TASK GOAL: Using the entries that follow, collect the lines where the word "建立高速公路客运系统安全评价指标体系" appears.

Saved data entries
^^^^^^^^
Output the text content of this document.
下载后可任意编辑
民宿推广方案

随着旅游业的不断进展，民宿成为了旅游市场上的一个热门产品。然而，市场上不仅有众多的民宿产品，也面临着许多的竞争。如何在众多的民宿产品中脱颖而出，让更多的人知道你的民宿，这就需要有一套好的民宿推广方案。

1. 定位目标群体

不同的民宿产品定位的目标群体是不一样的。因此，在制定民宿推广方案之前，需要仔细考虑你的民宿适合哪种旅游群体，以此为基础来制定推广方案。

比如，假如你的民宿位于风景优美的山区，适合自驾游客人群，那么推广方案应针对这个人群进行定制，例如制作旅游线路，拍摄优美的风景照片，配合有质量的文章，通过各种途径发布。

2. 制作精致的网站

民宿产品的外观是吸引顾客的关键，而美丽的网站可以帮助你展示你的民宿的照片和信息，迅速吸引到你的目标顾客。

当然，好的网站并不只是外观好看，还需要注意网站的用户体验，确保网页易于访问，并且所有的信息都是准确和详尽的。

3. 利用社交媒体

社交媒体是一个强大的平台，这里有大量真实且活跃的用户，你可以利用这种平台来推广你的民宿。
^^^^^^^^
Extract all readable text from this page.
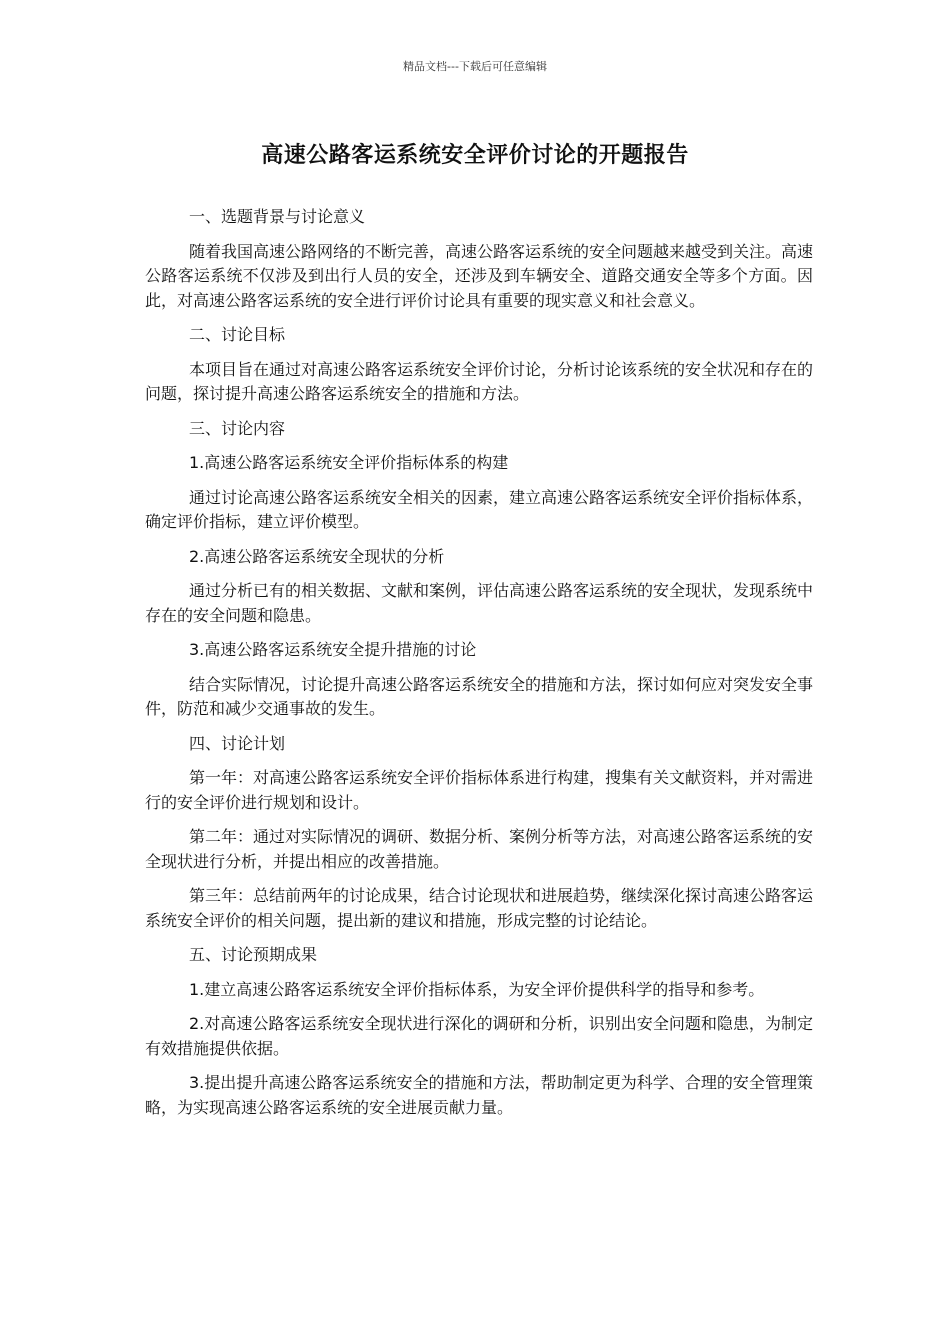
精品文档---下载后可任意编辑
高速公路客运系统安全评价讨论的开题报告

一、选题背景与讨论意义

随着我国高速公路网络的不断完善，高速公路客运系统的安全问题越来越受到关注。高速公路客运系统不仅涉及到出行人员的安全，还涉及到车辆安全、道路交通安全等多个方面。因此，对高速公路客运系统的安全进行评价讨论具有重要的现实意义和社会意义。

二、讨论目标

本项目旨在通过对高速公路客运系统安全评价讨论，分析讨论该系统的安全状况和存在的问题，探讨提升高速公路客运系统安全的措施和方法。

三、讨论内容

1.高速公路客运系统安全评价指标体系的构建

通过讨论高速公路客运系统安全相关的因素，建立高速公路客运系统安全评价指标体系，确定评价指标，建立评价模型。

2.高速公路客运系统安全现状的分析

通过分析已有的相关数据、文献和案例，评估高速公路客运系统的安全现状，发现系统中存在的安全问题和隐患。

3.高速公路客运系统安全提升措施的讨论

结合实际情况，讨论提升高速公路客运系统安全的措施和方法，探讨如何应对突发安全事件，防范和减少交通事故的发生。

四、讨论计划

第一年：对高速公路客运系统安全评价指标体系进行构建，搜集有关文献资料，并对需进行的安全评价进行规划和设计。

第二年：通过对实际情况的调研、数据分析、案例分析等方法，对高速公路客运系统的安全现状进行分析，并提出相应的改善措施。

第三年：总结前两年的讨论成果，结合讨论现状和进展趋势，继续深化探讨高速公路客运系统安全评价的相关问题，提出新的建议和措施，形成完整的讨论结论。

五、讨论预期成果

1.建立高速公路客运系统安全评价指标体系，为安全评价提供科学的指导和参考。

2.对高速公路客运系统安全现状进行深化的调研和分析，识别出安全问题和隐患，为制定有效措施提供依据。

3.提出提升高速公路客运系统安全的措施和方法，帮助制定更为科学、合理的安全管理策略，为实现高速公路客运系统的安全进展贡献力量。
^^^^^^^^
RESPONSE TO THE TASK:
通过讨论高速公路客运系统安全相关的因素，建立高速公路客运系统安全评价指标体系，确定评价指标，建立评价模型。
1.建立高速公路客运系统安全评价指标体系，为安全评价提供科学的指导和参考。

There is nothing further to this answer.